= 练习说明 =
1. 在关于PySpark移动列的文段中,提问者打算用哪个函数把列移到第一列?
2. 请从关于PySpark移动列的文段最后一句之后开始续写。

= 所示文段 =
★ ★ ★ ★

我正在尝试使用withColumn函数将spark数据框中的列从中间的某个位置移到第一列。
下面是我的PySpark代码:
from pyspark import SparkContext, SparkConf
from pyspark.sql import SparkSession
conf = SparkConf()
sc = SparkContext.getOrCreate(conf=conf)
spark = SparkSession(sc)
df_train = spark.createDataFrame([("a", 1, 2), ("a", 1, 2), ("a", 1, 3), ("a", 2, 4), ("b", 3, 5), ("c", 4, 6)], ["C1", "C2", "show_status"])
df_train.show()
columns_without_label = df_train.drop('show_status').columns
print(columns_without_label, type(columns_without_label))
for col_name in columns_without_label:
df_train_new = df_train_new.withColumn(col_name, df_train[col_name])
df_train_new.show()

★ ★ ★ ★

边界框条目
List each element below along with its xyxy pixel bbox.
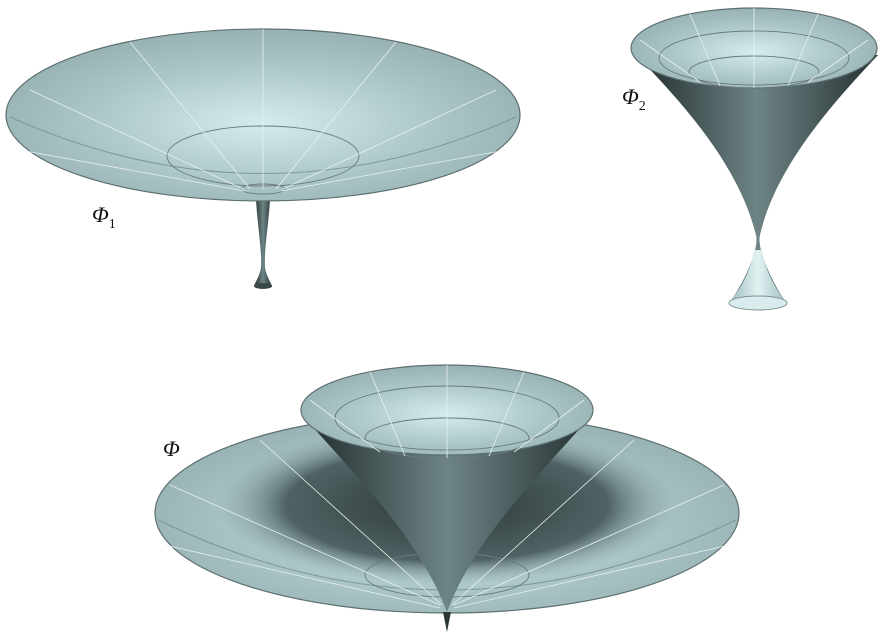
surface-phi1 bbox=[5, 28, 521, 289]
label-symbol: Φ bbox=[622, 84, 639, 109]
label-symbol: Φ bbox=[92, 202, 109, 227]
label-phi1: Φ1 bbox=[92, 202, 116, 232]
label-phi: Φ bbox=[163, 436, 180, 461]
surface-phi2 bbox=[630, 7, 878, 311]
label-phi2: Φ2 bbox=[622, 84, 646, 114]
label-symbol: Φ bbox=[163, 436, 180, 461]
label-subscript: 1 bbox=[109, 217, 116, 232]
surface-phi bbox=[154, 364, 740, 632]
label-subscript: 2 bbox=[639, 99, 646, 114]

★ ★ ★ ★

= 练习答案 =
1. withColumn函数。

2.
以下是我得到的错误信息:
File "/usr/lib/spark/python/lib/pyspark.zip/pyspark/sql/utils.py", line 63, in deco
File "/usr/lib/spark/python/lib/py4j-0.10.7-src.zip/py4j/protocol.py", line 328, in get_return_value
py4j.protocol.Py4JJavaError: An error occurred while calling o175.withColumn.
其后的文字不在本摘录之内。